_What is being asked_
Every record here needs to be written out again exactly.
=== Data for the task ===
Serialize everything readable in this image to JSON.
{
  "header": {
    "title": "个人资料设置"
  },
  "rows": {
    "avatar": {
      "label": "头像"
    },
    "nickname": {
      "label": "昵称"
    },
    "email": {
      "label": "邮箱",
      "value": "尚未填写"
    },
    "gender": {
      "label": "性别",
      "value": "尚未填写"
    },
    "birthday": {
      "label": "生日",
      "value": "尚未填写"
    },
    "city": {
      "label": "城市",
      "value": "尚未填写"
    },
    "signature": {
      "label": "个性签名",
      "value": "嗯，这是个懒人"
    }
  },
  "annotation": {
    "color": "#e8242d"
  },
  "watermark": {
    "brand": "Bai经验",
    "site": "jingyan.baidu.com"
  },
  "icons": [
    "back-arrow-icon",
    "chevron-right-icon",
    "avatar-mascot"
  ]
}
===
_Result for this task_
Serialize everything readable in this image to JSON.
{
  "header": {
    "title": "个人资料设置"
  },
  "rows": {
    "avatar": {
      "label": "头像"
    },
    "nickname": {
      "label": "昵称"
    },
    "email": {
      "label": "邮箱",
      "value": "尚未填写"
    },
    "gender": {
      "label": "性别",
      "value": "尚未填写"
    },
    "birthday": {
      "label": "生日",
      "value": "尚未填写"
    },
    "city": {
      "label": "城市",
      "value": "尚未填写"
    },
    "signature": {
      "label": "个性签名",
      "value": "嗯，这是个懒人"
    }
  },
  "annotation": {
    "color": "#e8242d"
  },
  "watermark": {
    "brand": "Bai经验",
    "site": "jingyan.baidu.com"
  },
  "icons": [
    "back-arrow-icon",
    "chevron-right-icon",
    "avatar-mascot"
  ]
}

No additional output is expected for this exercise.